Copy each of the following lines exactly, leaving out the pictures.

## start Dataset content

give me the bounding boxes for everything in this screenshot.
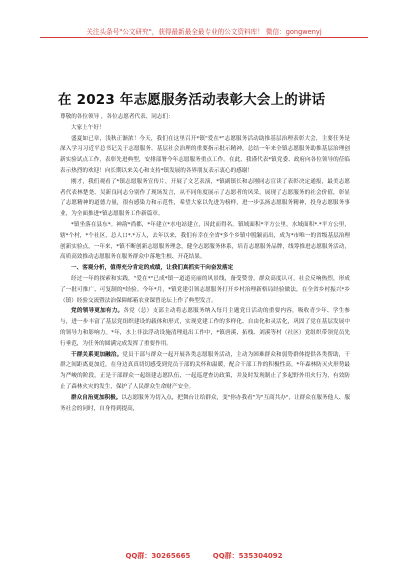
section-heading-1: 一、客观分析，值得充分肯定的成绩，让我们真抓实干向奋发落定 — [71, 265, 234, 272]
footer-qq-group-2: QQ群：535304092 — [212, 552, 283, 560]
paragraph-6 — [60, 350, 350, 393]
paragraph-7-text: 以志愿服务为切入点，把舞台让给群众，变"你办我看"为"互商共办"，让群众在服务他人、服务社会的同时，自身得到提高， — [60, 394, 350, 412]
greeting: 大家上午好！ — [71, 124, 105, 131]
paragraph-1: 盛夏如已章，浅秋正渐浓！今天，我们在这里召开*镇"爱在*"志愿服务活动助推基层治理表彰大会，主要任务是深入学习习近平总书记关于志愿服务、基层社会治理的重要指示批示精神，总结一年来全镇志愿服务助推基层治理创新实验试点工作，表彰先进典型，安排部署今年志愿服务重点工作。在此，我谨代表*镇党委、政府向各位领导的莅临表示热烈的欢迎！向长期以来关心和支持*镇发展的各界朋友表示衷心的感谢！ — [60, 135, 350, 174]
paragraph-5-lead: 党的领导更加有力。 — [71, 308, 124, 315]
header-banner: 关注头条号"公文研究"，获得最新最全最专业的公文资料库！ 微信：gongwenyj — [86, 28, 322, 36]
header-rule — [40, 37, 368, 38]
paragraph-5 — [60, 306, 350, 349]
paragraph-4: 经过一年的探索和实践，"爱在*"已成*镇一道道亮丽的风景线，备受赞誉，群众高度认可，社会反响热烈，形成了一批可推广、可复制的*经验。今年*月，*镇党建引领志愿服务打开乡村治理新格局经验做法，在全省乡村振兴*乡（镇）经验交流暨法治保障邮箱农业课曾论坛上作了典型发言。 — [60, 275, 350, 304]
paragraph-6-lead: 干群关系更加融洽。 — [71, 351, 123, 358]
footer-qq-group-1: QQ群：30265665 — [125, 552, 191, 560]
salutation: 尊敬的各位领导 ，各位志愿者代表、同志们： — [60, 114, 174, 120]
paragraph-5-text: 各党（总）支部主动将志愿服务纳入每月主题党日活动的重要内容，吸收青少年、学生参与，进一步丰富了基层党组织建设的载体和形式，实现党建工作的多样化、自由化和灵活化，巩固了党在基层发展中的领导力和影响力。*年，水上非法浮动设施清理退出工作中，*镇唐溪、拓栈、刘溪等村（社区）党组织带领党员先行垂范，为任务的圆满完成发挥了重要作用。 — [60, 308, 350, 347]
paragraph-7 — [60, 393, 350, 415]
document-body — [60, 112, 350, 414]
paragraph-2: 刚才，我们观看了*镇志愿服务宣传片，开展了文艺表演，*镇副镇长和志刚同志宣读了表彰决定通报，最美志愿者代表林楚尧、吴新良同志分别作了现场发言，从不同角度展示了志愿者的风采，展现了志愿服务的社会价值，彰显了志愿精神的道德力量，很有感染力和示范性，希望大家以先进为榜样，进一步弘扬志愿服务精神，投身志愿服务事业，为全面推进*镇志愿服务工作新篇章。 — [60, 178, 350, 218]
paragraph-6-text: 党员干部与群众一起开展各类志愿服务活动，主动为困难群众和弱势群体提供各类帮助，干群之间距离更加近，在身边真真切切感受到党员干部的关怀和温暖，配合干部工作的积极性高。*年森林防灭火形势最为严峻的阶段，正是干部群众一起组建志愿队伍，一起巡逻查访政策，并及时发现制止了多起野外用火行为，有效防止了森林火灾的发生，保护了人民群众生命财产安全。 — [60, 351, 350, 390]
footer-contact — [0, 551, 408, 561]
paragraph-3: *镇坐落在县东*。神韵*尚都，*年建立*水电站建立，因此而得名。镇域面积*平方公里，水域面积*.*平方公里，辖*个村，*个社区，总人口*.*万人，去年以来，我们有幸在全省*多个乡镇中脱颖而出，成为*市唯一的省级基层治理创新实验点，一年来，*镇不断创新志愿服务理念，健全志愿服务体系，培育志愿服务品牌，线筹推进志愿服务活动，高质高效推动志愿服务在服务群众中落地生根、开花结果。 — [60, 221, 350, 261]
paragraph-7-lead: 群众自治更加积极。 — [71, 394, 122, 401]
document-title: 在 2023 年志愿服务活动表彰大会上的讲话 — [58, 92, 326, 108]
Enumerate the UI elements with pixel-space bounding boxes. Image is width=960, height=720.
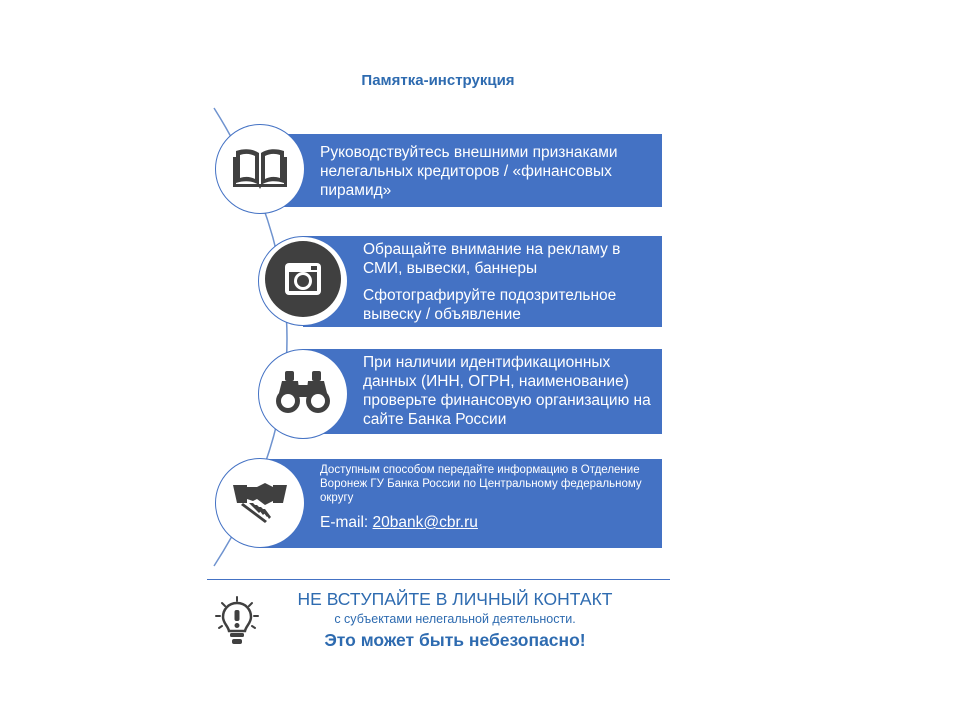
open-book-icon xyxy=(233,145,287,194)
step-3-circle xyxy=(258,349,348,439)
step-1-text: Руководствуйтесь внешними признаками нелегальных кредиторов / «финансовых пирамид» xyxy=(320,144,618,199)
divider-line xyxy=(207,579,670,580)
step-3-card xyxy=(303,349,662,434)
step-2-text-1: Обращайте внимание на рекламу в СМИ, вывески, баннеры xyxy=(363,241,621,277)
handshake-icon xyxy=(231,479,289,528)
page-title: Памятка-инструкция xyxy=(361,72,515,89)
warning-subtext: с субъектами нелегальной деятельности. xyxy=(334,612,576,626)
step-4-text: Доступным способом передайте информацию в Отделение Воронеж ГУ Банка России по Центральному федеральному округу xyxy=(320,464,642,504)
email-label: E-mail: xyxy=(320,514,373,531)
step-1-card xyxy=(260,134,662,207)
warning-alert: Это может быть небезопасно! xyxy=(324,630,586,650)
step-4-card xyxy=(260,459,662,548)
step-4-email-line xyxy=(320,513,652,532)
binoculars-icon xyxy=(274,369,332,420)
step-2-circle xyxy=(258,236,348,326)
step-2-text-2: Сфотографируйте подозрительное вывеску / объявление xyxy=(363,287,617,323)
step-3-text: При наличии идентификационных данных (ИНН, ОГРН, наименование) проверьте финансовую организацию на сайте Банка России xyxy=(363,354,651,428)
email-link[interactable]: 20bank@cbr.ru xyxy=(372,514,478,531)
step-4-circle xyxy=(215,458,305,548)
step-2-card xyxy=(303,236,662,327)
camera-icon xyxy=(263,239,343,324)
warning-heading: НЕ ВСТУПАЙТЕ В ЛИЧНЫЙ КОНТАКТ xyxy=(297,589,613,609)
step-1-circle xyxy=(215,124,305,214)
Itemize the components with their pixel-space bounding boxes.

## end Dataset content

## [Reply to the exercise]
give me the bounding boxes for everything in this screenshot.
section-heading-1: 一、客观分析，值得充分肯定的成绩，让我们真抓实干向奋发落定 — [71, 265, 234, 272]
footer-qq-group-2: QQ群：535304092 — [212, 552, 283, 560]
paragraph-6 — [60, 350, 350, 393]
paragraph-7-text: 以志愿服务为切入点，把舞台让给群众，变"你办我看"为"互商共办"，让群众在服务他人、服务社会的同时，自身得到提高， — [60, 394, 350, 412]
greeting: 大家上午好！ — [71, 124, 105, 131]
paragraph-1: 盛夏如已章，浅秋正渐浓！今天，我们在这里召开*镇"爱在*"志愿服务活动助推基层治理表彰大会，主要任务是深入学习习近平总书记关于志愿服务、基层社会治理的重要指示批示精神，总结一年来全镇志愿服务助推基层治理创新实验试点工作，表彰先进典型，安排部署今年志愿服务重点工作。在此，我谨代表*镇党委、政府向各位领导的莅临表示热烈的欢迎！向长期以来关心和支持*镇发展的各界朋友表示衷心的感谢！ — [60, 135, 350, 174]
paragraph-5-lead: 党的领导更加有力。 — [71, 308, 124, 315]
header-banner: 关注头条号"公文研究"，获得最新最全最专业的公文资料库！ 微信：gongwenyj — [86, 28, 322, 36]
header-rule — [40, 37, 368, 38]
paragraph-5 — [60, 306, 350, 349]
paragraph-4: 经过一年的探索和实践，"爱在*"已成*镇一道道亮丽的风景线，备受赞誉，群众高度认可，社会反响热烈，形成了一批可推广、可复制的*经验。今年*月，*镇党建引领志愿服务打开乡村治理新格局经验做法，在全省乡村振兴*乡（镇）经验交流暨法治保障邮箱农业课曾论坛上作了典型发言。 — [60, 275, 350, 304]
paragraph-6-lead: 干群关系更加融洽。 — [71, 351, 123, 358]
footer-qq-group-1: QQ群：30265665 — [125, 552, 191, 560]
salutation: 尊敬的各位领导 ，各位志愿者代表、同志们： — [60, 114, 174, 120]
paragraph-5-text: 各党（总）支部主动将志愿服务纳入每月主题党日活动的重要内容，吸收青少年、学生参与，进一步丰富了基层党组织建设的载体和形式，实现党建工作的多样化、自由化和灵活化，巩固了党在基层发展中的领导力和影响力。*年，水上非法浮动设施清理退出工作中，*镇唐溪、拓栈、刘溪等村（社区）党组织带领党员先行垂范，为任务的圆满完成发挥了重要作用。 — [60, 308, 350, 347]
paragraph-7 — [60, 393, 350, 415]
document-body — [60, 112, 350, 414]
paragraph-2: 刚才，我们观看了*镇志愿服务宣传片，开展了文艺表演，*镇副镇长和志刚同志宣读了表彰决定通报，最美志愿者代表林楚尧、吴新良同志分别作了现场发言，从不同角度展示了志愿者的风采，展现了志愿服务的社会价值，彰显了志愿精神的道德力量，很有感染力和示范性，希望大家以先进为榜样，进一步弘扬志愿服务精神，投身志愿服务事业，为全面推进*镇志愿服务工作新篇章。 — [60, 178, 350, 218]
paragraph-6-text: 党员干部与群众一起开展各类志愿服务活动，主动为困难群众和弱势群体提供各类帮助，干群之间距离更加近，在身边真真切切感受到党员干部的关怀和温暖，配合干部工作的积极性高。*年森林防灭火形势最为严峻的阶段，正是干部群众一起组建志愿队伍，一起巡逻查访政策，并及时发现制止了多起野外用火行为，有效防止了森林火灾的发生，保护了人民群众生命财产安全。 — [60, 351, 350, 390]
footer-contact — [0, 551, 408, 561]
paragraph-3: *镇坐落在县东*。神韵*尚都，*年建立*水电站建立，因此而得名。镇域面积*平方公里，水域面积*.*平方公里，辖*个村，*个社区，总人口*.*万人，去年以来，我们有幸在全省*多个乡镇中脱颖而出，成为*市唯一的省级基层治理创新实验点，一年来，*镇不断创新志愿服务理念，健全志愿服务体系，培育志愿服务品牌，线筹推进志愿服务活动，高质高效推动志愿服务在服务群众中落地生根、开花结果。 — [60, 221, 350, 261]
paragraph-7-lead: 群众自治更加积极。 — [71, 394, 122, 401]
document-title: 在 2023 年志愿服务活动表彰大会上的讲话 — [58, 92, 326, 108]
Enumerate the UI elements with pixel-space bounding boxes. Image is width=960, height=720.
open-book-icon xyxy=(233,145,287,194)
step-3-circle xyxy=(258,349,348,439)
step-1-text: Руководствуйтесь внешними признаками нелегальных кредиторов / «финансовых пирамид» xyxy=(320,144,618,199)
divider-line xyxy=(207,579,670,580)
step-3-card xyxy=(303,349,662,434)
step-2-text-1: Обращайте внимание на рекламу в СМИ, вывески, баннеры xyxy=(363,241,621,277)
handshake-icon xyxy=(231,479,289,528)
page-title: Памятка-инструкция xyxy=(361,72,515,89)
warning-subtext: с субъектами нелегальной деятельности. xyxy=(334,612,576,626)
step-4-text: Доступным способом передайте информацию в Отделение Воронеж ГУ Банка России по Центральному федеральному округу xyxy=(320,464,642,504)
email-label: E-mail: xyxy=(320,514,373,531)
step-1-card xyxy=(260,134,662,207)
warning-alert: Это может быть небезопасно! xyxy=(324,630,586,650)
step-4-card xyxy=(260,459,662,548)
step-4-email-line xyxy=(320,513,652,532)
binoculars-icon xyxy=(274,369,332,420)
step-2-circle xyxy=(258,236,348,326)
step-2-text-2: Сфотографируйте подозрительное вывеску / объявление xyxy=(363,287,617,323)
step-3-text: При наличии идентификационных данных (ИНН, ОГРН, наименование) проверьте финансовую организацию на сайте Банка России xyxy=(363,354,651,428)
email-link[interactable]: 20bank@cbr.ru xyxy=(372,514,478,531)
step-4-circle xyxy=(215,458,305,548)
step-2-card xyxy=(303,236,662,327)
camera-icon xyxy=(263,239,343,324)
warning-heading: НЕ ВСТУПАЙТЕ В ЛИЧНЫЙ КОНТАКТ xyxy=(297,589,613,609)
step-1-circle xyxy=(215,124,305,214)
Itemize the components with their pixel-space bounding boxes.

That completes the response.